### [The exercise]
Only lines with the word "laterali" are needed; collect each of them from the listing below.

### [The input]

▼▼▼

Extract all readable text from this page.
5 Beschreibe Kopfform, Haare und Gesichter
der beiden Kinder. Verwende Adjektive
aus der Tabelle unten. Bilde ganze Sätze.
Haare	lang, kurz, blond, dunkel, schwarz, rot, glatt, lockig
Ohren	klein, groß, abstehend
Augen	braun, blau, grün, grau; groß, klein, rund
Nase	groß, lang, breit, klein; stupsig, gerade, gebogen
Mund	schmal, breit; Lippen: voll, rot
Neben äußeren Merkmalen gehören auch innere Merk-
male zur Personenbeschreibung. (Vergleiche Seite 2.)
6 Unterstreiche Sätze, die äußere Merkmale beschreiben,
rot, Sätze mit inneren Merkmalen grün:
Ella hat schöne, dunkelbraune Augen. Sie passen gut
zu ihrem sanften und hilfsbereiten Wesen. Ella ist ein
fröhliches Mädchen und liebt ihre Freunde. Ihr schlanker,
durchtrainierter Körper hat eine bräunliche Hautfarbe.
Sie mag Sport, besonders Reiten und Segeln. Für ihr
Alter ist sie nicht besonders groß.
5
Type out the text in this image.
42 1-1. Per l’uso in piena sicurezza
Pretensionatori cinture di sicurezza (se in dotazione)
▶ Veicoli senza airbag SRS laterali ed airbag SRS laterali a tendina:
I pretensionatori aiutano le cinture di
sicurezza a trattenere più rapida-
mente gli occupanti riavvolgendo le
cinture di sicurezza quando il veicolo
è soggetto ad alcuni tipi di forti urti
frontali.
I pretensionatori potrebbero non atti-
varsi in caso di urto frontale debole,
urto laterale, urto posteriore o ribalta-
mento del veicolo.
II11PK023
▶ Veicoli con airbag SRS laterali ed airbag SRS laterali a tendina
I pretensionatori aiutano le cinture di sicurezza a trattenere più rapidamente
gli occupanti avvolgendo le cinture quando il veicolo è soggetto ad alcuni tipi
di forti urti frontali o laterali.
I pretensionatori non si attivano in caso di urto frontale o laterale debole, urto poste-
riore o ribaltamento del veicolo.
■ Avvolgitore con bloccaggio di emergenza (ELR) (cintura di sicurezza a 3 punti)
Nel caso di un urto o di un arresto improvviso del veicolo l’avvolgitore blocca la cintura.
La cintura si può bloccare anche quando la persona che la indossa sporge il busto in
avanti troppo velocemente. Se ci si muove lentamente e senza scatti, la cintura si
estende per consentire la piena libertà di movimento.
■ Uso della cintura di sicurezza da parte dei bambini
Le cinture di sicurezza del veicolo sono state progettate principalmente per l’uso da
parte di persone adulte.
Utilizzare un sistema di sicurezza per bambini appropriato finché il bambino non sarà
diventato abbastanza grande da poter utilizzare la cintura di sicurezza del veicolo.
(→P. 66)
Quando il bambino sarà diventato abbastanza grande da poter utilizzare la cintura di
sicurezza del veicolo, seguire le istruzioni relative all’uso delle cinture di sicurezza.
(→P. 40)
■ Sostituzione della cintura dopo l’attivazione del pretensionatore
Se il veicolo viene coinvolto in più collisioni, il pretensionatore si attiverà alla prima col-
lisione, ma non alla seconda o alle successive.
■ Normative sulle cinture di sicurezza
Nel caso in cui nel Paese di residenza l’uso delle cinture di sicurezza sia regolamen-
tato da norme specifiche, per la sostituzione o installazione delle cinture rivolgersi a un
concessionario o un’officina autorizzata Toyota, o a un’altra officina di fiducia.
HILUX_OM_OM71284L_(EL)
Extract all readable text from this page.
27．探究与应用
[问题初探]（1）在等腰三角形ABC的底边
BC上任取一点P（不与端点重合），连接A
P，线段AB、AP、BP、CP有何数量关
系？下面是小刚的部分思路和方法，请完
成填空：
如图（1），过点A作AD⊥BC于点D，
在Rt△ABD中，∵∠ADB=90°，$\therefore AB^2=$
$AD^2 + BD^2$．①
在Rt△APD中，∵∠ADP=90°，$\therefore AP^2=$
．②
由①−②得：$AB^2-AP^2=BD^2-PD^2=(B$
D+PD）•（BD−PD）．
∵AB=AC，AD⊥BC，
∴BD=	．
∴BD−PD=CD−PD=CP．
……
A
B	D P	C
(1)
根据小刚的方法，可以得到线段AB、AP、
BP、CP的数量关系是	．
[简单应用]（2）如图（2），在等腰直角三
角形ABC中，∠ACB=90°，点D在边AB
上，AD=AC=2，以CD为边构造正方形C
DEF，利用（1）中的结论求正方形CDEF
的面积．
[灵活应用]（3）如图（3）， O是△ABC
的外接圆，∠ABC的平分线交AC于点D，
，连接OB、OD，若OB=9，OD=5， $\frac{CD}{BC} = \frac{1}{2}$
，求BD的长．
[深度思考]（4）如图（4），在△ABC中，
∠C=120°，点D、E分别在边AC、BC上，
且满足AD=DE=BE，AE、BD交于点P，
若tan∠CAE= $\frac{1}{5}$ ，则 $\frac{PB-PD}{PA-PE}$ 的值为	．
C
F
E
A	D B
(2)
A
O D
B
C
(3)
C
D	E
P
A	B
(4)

▲▲▲

### [Written solution]
▶ Veicoli senza airbag SRS laterali ed airbag SRS laterali a tendina:
▶ Veicoli con airbag SRS laterali ed airbag SRS laterali a tendina
di forti urti frontali o laterali.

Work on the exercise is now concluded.